** start Task material **
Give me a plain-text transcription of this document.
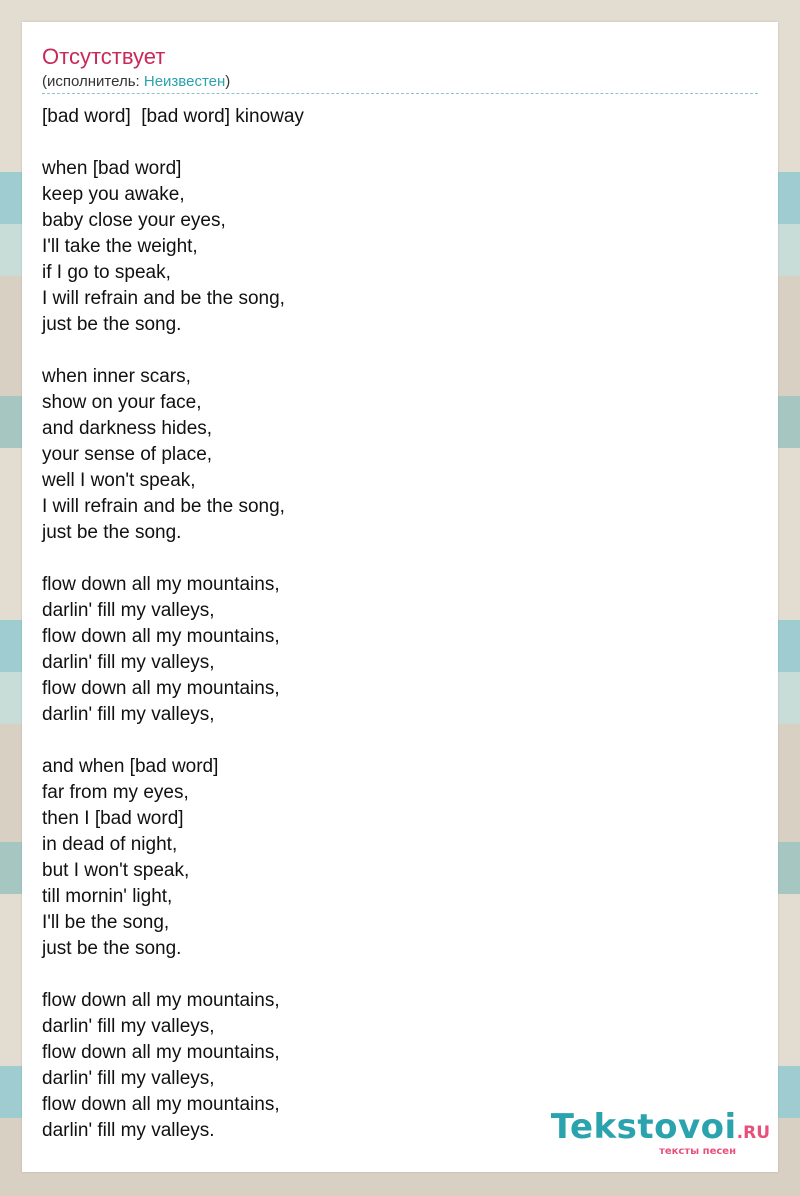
Отсутствует
(исполнитель: Неизвестен)
[bad word]  [bad word] kinoway
when [bad word]
keep you awake,
baby close your eyes,
I'll take the weight,
if I go to speak,
I will refrain and be the song,
just be the song.
when inner scars,
show on your face,
and darkness hides,
your sense of place,
well I won't speak,
I will refrain and be the song,
just be the song.
flow down all my mountains,
darlin' fill my valleys,
flow down all my mountains,
darlin' fill my valleys,
flow down all my mountains,
darlin' fill my valleys,
and when [bad word]
far from my eyes,
then I [bad word]
in dead of night,
but I won't speak,
till mornin' light,
I'll be the song,
just be the song.
flow down all my mountains,
darlin' fill my valleys,
flow down all my mountains,
darlin' fill my valleys,
flow down all my mountains,
darlin' fill my valleys.	Tekstovoi.RU
тексты песен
** end Task material **
*What you need to do*
Reproduce each record above by retyping it exactly; omit all images.

*Exercise solution*
Give me a plain-text transcription of this document.
Отсутствует
(исполнитель: Неизвестен)
[bad word]  [bad word] kinoway
when [bad word]
keep you awake,
baby close your eyes,
I'll take the weight,
if I go to speak,
I will refrain and be the song,
just be the song.
when inner scars,
show on your face,
and darkness hides,
your sense of place,
well I won't speak,
I will refrain and be the song,
just be the song.
flow down all my mountains,
darlin' fill my valleys,
flow down all my mountains,
darlin' fill my valleys,
flow down all my mountains,
darlin' fill my valleys,
and when [bad word]
far from my eyes,
then I [bad word]
in dead of night,
but I won't speak,
till mornin' light,
I'll be the song,
just be the song.
flow down all my mountains,
darlin' fill my valleys,
flow down all my mountains,
darlin' fill my valleys,
flow down all my mountains,
darlin' fill my valleys.	Tekstovoi.RU
тексты песен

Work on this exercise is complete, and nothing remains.